- **The task**
Set down the material below word for word, starting at the line that contains "Enumerate the UI" and ending at the line that contains "roc-curves bbox=[101, 147, 1259, 877]". Leave the pictures out of your answer.

- **Input records**
[start]

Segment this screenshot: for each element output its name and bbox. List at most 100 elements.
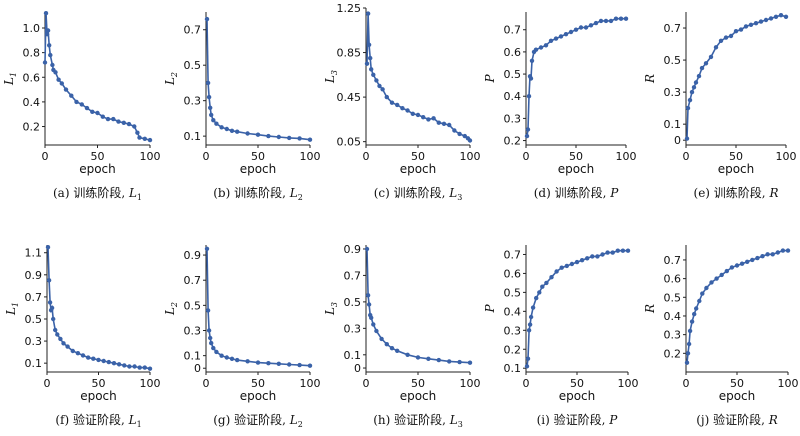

[end]
[start]

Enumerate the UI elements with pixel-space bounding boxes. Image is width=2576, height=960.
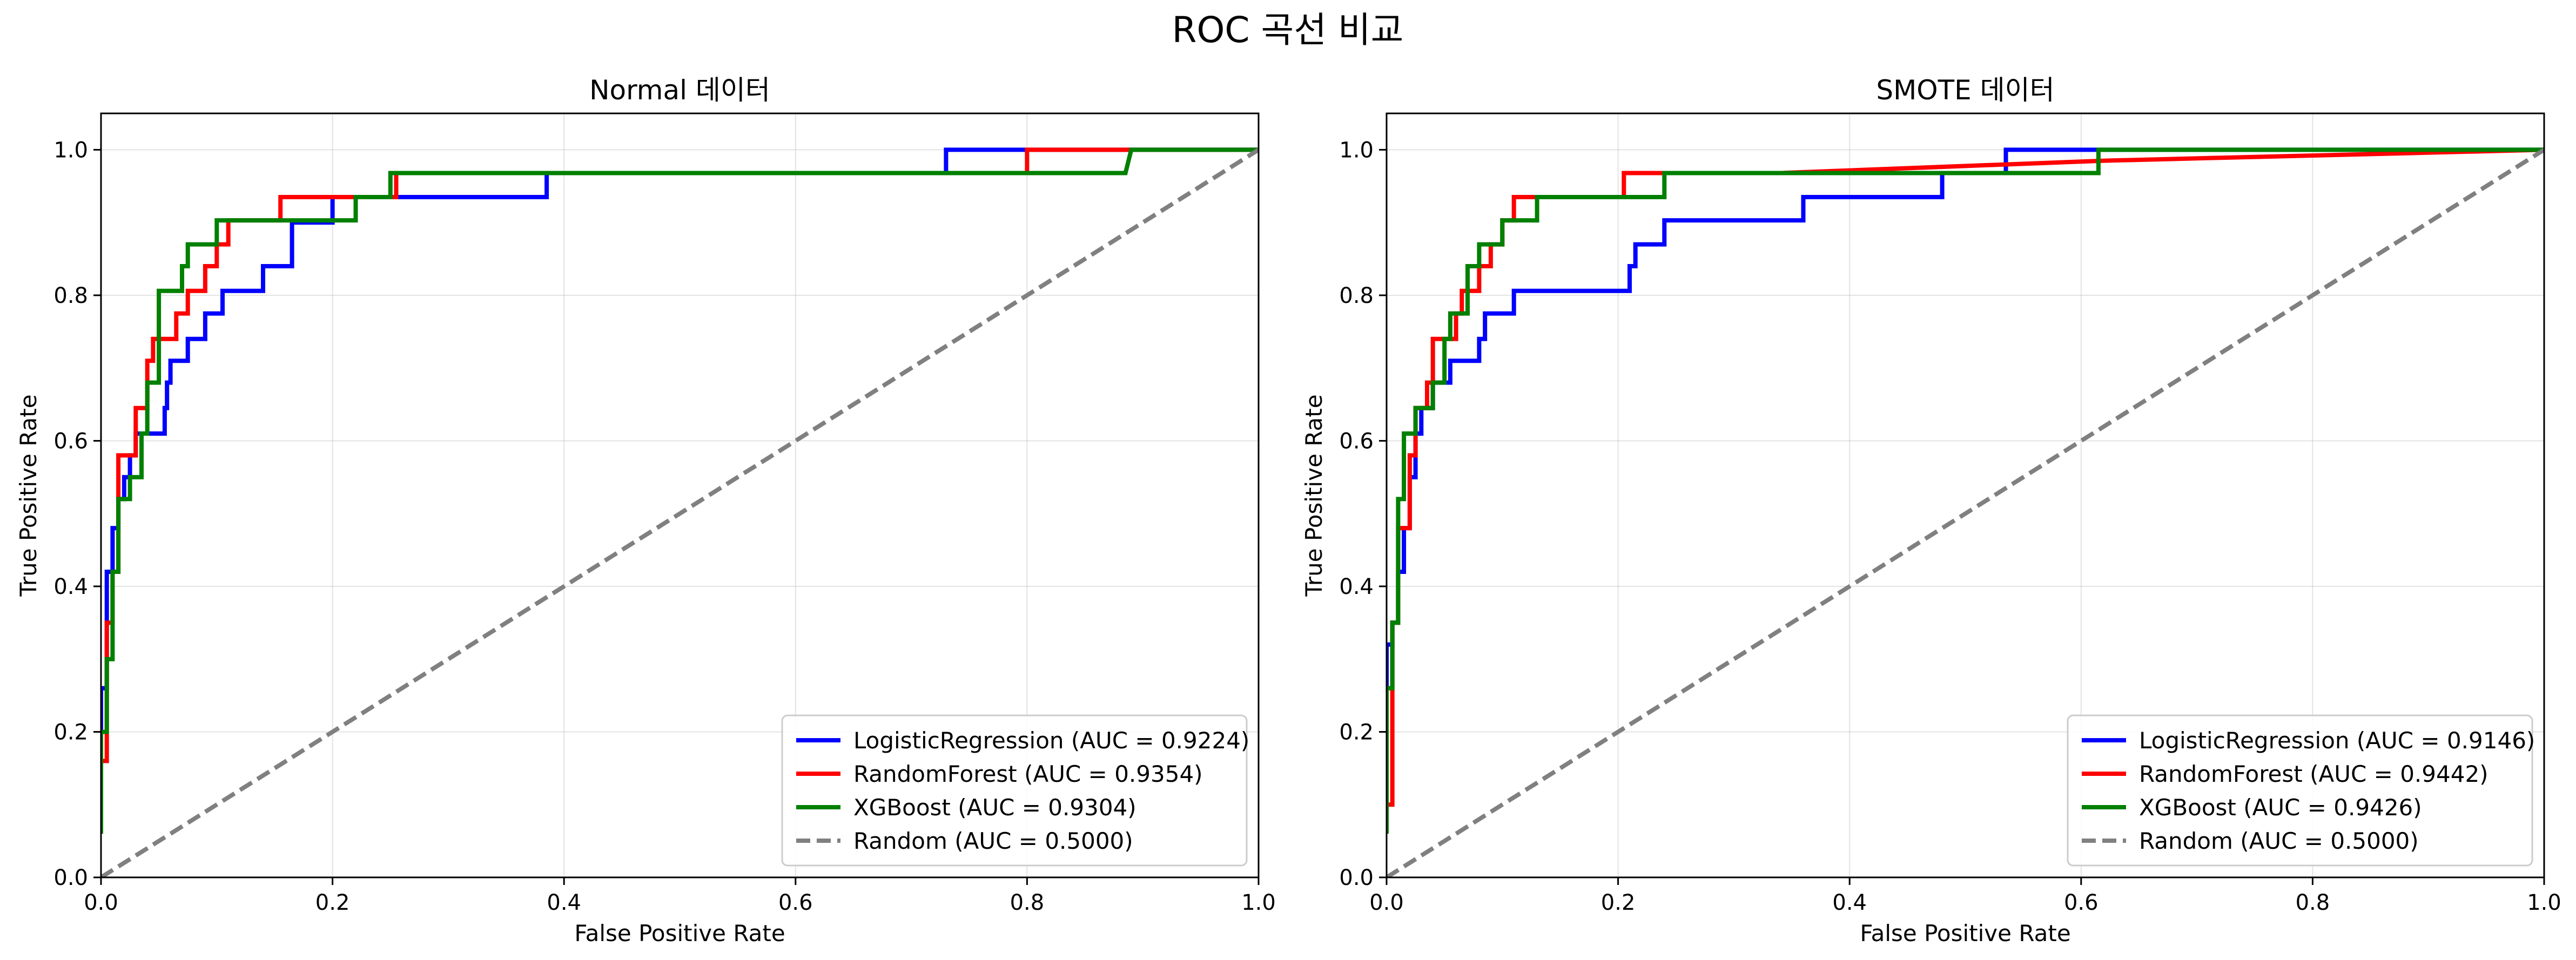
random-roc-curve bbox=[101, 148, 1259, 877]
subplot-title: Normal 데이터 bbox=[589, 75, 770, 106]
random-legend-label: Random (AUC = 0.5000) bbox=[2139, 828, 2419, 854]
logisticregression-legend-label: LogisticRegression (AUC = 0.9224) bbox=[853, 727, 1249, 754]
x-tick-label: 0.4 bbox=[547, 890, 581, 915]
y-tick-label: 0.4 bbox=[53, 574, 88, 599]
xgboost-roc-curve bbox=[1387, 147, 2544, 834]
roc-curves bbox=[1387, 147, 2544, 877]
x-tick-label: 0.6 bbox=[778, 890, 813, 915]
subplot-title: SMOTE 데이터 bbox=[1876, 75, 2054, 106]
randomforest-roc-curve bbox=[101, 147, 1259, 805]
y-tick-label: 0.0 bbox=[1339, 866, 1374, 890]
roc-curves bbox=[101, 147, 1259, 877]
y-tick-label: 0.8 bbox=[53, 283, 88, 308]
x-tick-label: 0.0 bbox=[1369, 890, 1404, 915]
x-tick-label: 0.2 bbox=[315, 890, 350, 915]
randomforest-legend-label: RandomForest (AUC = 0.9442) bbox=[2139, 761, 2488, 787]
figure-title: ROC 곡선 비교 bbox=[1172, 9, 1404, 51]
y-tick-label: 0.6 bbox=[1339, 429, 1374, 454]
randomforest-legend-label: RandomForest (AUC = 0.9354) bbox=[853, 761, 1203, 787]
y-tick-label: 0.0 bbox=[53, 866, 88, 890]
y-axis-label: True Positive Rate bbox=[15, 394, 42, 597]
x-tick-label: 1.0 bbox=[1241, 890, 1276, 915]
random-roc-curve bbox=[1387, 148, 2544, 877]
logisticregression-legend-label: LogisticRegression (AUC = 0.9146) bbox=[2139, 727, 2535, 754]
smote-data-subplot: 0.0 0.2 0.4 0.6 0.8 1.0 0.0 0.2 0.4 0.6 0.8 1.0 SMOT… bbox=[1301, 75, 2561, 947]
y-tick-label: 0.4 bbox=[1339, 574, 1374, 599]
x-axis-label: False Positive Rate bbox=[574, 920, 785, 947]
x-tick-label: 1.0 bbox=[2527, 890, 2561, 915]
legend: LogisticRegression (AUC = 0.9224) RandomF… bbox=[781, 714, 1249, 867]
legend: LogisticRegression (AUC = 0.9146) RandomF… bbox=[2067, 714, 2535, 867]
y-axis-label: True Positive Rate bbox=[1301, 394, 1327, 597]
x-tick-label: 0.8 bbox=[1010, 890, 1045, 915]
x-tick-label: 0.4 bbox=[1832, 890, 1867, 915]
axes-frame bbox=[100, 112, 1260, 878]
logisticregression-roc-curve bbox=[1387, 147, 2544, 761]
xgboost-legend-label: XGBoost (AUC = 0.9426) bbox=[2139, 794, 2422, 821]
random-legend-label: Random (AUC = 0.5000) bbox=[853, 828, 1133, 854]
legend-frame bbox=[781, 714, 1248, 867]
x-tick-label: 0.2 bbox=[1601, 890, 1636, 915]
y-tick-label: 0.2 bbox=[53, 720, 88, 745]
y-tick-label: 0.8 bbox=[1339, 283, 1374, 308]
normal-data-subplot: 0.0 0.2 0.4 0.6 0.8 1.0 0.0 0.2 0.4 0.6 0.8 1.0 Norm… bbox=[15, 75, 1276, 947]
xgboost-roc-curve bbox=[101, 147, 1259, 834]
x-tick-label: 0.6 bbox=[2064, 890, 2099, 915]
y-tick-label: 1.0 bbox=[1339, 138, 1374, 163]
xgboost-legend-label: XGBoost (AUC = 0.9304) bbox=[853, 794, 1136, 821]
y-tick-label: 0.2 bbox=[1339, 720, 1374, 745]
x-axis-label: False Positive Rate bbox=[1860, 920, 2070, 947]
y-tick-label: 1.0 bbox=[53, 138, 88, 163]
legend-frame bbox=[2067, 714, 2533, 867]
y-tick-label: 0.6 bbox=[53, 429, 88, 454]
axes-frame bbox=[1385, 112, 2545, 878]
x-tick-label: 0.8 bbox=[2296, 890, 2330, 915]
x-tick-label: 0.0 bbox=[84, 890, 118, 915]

[end]
[start]

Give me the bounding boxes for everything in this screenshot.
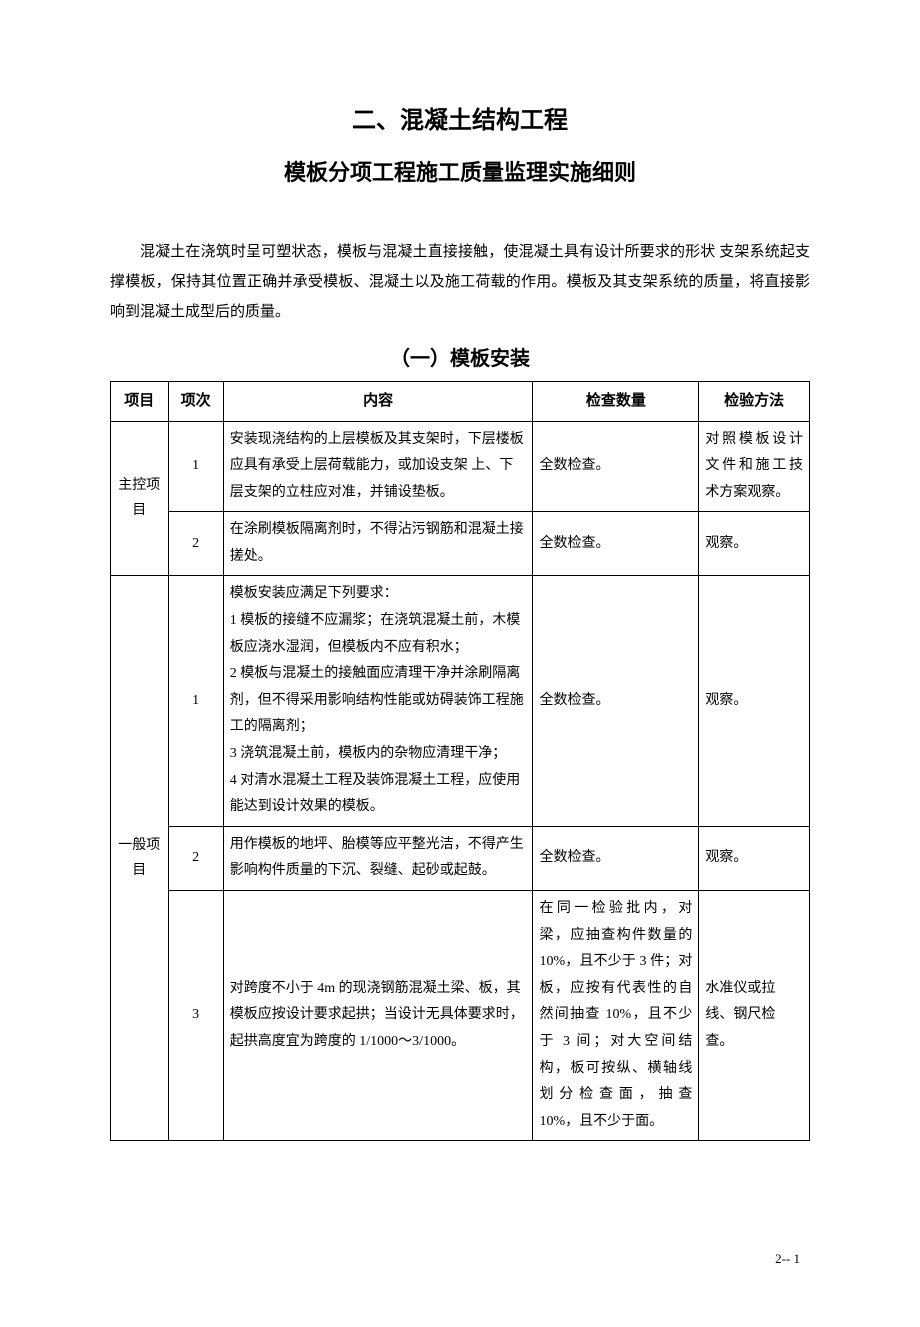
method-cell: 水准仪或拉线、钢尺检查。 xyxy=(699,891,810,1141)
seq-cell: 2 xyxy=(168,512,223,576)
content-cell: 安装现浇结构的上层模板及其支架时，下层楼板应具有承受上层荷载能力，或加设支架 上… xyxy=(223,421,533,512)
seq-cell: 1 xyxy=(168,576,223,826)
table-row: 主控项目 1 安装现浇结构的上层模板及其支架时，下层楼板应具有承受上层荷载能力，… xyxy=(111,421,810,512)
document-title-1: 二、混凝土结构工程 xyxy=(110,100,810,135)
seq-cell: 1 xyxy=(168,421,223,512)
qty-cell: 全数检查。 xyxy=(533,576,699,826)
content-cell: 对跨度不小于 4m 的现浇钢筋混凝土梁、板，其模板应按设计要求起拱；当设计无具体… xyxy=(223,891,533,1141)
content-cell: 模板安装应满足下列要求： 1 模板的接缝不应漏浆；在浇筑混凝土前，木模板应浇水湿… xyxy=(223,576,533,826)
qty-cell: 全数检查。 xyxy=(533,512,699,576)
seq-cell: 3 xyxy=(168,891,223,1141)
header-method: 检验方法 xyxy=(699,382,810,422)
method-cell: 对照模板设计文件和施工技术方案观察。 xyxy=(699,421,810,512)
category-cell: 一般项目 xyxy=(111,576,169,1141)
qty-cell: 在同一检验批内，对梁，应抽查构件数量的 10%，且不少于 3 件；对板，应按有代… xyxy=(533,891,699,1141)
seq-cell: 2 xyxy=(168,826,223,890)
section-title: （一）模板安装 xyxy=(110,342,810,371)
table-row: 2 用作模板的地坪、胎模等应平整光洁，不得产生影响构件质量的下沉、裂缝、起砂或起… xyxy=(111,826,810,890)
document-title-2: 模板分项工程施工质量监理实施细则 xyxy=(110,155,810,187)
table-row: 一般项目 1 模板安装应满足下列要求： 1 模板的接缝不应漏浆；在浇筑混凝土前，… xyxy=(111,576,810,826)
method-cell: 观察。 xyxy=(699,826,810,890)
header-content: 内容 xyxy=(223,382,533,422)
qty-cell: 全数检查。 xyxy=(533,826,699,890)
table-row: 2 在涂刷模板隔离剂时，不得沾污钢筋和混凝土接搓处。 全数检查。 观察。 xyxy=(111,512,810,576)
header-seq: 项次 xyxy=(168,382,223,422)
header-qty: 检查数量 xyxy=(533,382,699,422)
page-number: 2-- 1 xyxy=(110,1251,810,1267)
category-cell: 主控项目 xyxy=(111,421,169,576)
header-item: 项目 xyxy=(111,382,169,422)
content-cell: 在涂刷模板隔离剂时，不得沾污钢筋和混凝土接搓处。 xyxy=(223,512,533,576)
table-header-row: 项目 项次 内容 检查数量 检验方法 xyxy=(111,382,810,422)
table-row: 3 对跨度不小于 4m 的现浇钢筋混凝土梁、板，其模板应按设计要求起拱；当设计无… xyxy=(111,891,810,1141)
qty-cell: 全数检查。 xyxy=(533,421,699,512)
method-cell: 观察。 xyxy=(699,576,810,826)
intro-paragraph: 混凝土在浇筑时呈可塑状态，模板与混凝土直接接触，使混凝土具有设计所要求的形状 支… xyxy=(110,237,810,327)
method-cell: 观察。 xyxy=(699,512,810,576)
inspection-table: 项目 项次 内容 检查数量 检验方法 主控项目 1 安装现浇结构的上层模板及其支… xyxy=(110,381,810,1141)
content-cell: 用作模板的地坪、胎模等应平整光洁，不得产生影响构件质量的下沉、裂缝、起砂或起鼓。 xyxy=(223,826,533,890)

[end]

- **Result of the task**
Enumerate the UI elements with pixel-space bounding boxes. Image is width=2576, height=960.
random-roc-curve bbox=[101, 148, 1259, 877]
subplot-title: Normal 데이터 bbox=[589, 75, 770, 106]
random-legend-label: Random (AUC = 0.5000) bbox=[2139, 828, 2419, 854]
logisticregression-legend-label: LogisticRegression (AUC = 0.9224) bbox=[853, 727, 1249, 754]
x-tick-label: 0.4 bbox=[547, 890, 581, 915]
y-tick-label: 0.4 bbox=[53, 574, 88, 599]
xgboost-roc-curve bbox=[1387, 147, 2544, 834]
roc-curves bbox=[1387, 147, 2544, 877]
x-tick-label: 0.6 bbox=[778, 890, 813, 915]
subplot-title: SMOTE 데이터 bbox=[1876, 75, 2054, 106]
randomforest-roc-curve bbox=[101, 147, 1259, 805]
y-tick-label: 0.0 bbox=[1339, 866, 1374, 890]
roc-curves bbox=[101, 147, 1259, 877]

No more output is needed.